◆ Given instruction
Scan the data below and pick out the lines containing the word "green".

Structured figure records:
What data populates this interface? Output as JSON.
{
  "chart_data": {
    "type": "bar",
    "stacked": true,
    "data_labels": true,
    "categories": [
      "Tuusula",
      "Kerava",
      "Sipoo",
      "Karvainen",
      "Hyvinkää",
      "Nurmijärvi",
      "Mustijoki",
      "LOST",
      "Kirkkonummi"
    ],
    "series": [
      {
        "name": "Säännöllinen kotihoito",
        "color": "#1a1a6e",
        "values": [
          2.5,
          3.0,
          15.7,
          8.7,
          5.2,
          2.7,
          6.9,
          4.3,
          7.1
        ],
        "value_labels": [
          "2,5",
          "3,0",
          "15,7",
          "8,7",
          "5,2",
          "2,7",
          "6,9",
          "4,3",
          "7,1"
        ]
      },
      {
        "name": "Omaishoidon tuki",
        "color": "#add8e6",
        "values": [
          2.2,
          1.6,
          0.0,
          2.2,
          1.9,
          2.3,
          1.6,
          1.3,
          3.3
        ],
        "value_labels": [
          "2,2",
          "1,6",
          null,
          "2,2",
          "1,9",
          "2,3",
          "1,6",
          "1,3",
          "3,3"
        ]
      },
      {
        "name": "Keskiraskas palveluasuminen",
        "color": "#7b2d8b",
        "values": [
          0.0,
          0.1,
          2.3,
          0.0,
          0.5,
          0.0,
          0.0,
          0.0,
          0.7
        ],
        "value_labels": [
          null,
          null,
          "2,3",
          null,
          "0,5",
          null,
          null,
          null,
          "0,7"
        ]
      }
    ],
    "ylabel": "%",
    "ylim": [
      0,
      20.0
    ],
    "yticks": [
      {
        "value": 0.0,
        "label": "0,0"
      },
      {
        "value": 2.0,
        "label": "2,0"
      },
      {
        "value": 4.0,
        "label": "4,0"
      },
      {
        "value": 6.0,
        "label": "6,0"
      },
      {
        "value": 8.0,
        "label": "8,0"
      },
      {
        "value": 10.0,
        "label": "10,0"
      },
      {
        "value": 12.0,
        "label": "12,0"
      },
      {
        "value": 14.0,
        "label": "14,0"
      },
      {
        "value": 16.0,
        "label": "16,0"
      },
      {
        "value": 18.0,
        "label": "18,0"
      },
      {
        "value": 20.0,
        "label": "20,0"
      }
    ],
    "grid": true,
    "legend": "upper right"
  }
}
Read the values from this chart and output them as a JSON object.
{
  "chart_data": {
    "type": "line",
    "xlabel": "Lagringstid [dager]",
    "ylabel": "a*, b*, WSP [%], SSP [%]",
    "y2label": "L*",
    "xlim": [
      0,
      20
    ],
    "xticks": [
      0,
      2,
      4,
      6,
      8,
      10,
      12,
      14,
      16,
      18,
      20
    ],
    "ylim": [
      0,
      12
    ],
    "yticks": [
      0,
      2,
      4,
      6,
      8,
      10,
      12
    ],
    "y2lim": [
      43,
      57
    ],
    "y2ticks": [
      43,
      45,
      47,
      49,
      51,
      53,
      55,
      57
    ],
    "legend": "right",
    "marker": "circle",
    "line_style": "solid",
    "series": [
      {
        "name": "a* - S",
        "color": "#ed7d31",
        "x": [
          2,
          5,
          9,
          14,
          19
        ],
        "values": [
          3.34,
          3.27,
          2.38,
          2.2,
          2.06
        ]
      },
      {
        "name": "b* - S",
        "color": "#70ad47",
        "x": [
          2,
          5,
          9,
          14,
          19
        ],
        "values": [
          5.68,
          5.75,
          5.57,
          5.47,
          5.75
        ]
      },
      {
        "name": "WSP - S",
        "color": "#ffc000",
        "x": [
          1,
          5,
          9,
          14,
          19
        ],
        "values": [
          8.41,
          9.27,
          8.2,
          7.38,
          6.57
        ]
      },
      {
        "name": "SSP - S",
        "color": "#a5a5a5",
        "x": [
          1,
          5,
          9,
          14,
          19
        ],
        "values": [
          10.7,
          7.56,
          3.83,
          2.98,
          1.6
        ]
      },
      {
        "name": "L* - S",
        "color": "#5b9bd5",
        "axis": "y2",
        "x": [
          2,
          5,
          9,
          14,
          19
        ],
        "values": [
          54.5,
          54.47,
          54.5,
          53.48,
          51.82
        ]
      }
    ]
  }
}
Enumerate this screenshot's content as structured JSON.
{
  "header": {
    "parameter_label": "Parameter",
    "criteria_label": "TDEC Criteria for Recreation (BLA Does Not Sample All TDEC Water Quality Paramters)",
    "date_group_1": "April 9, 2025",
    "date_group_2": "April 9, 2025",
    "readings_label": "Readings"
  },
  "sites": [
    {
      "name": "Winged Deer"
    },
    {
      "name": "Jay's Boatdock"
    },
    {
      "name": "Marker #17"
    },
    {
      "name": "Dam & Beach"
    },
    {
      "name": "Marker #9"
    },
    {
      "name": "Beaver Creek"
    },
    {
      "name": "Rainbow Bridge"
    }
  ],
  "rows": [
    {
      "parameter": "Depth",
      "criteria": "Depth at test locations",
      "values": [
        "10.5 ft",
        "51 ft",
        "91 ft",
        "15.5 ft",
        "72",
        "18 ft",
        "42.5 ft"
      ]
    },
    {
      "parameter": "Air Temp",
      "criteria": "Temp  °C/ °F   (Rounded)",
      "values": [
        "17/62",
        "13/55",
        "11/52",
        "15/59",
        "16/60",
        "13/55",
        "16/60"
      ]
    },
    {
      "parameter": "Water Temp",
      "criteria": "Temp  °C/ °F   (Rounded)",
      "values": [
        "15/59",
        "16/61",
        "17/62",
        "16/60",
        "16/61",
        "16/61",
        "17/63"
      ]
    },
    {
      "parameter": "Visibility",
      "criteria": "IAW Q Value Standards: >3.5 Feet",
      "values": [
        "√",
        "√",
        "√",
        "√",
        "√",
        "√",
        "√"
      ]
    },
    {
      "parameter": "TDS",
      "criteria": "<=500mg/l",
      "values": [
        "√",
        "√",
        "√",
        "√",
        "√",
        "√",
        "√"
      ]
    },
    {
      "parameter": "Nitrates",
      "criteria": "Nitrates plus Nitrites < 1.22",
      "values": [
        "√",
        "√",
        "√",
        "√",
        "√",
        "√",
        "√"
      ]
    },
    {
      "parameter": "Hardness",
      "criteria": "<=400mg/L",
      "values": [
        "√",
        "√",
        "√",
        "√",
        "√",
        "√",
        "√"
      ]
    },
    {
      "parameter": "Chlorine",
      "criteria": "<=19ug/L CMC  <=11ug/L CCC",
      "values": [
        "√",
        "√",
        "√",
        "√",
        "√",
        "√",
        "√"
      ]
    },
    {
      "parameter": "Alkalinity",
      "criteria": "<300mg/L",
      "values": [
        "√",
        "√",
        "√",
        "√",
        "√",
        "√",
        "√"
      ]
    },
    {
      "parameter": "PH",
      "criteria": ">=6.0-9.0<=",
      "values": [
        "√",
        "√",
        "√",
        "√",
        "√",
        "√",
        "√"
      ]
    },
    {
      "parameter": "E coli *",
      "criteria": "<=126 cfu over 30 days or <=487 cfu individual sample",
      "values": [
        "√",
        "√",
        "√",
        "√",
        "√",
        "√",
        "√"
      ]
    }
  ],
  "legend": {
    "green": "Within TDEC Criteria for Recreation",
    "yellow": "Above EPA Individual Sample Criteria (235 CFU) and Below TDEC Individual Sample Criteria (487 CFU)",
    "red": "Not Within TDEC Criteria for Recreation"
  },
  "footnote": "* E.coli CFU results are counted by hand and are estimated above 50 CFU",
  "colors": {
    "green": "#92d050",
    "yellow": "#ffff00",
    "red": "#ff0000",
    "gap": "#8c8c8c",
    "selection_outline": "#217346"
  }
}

◆ The completed task
    "green": "Within TDEC Criteria for Recreation",
    "green": "#92d050",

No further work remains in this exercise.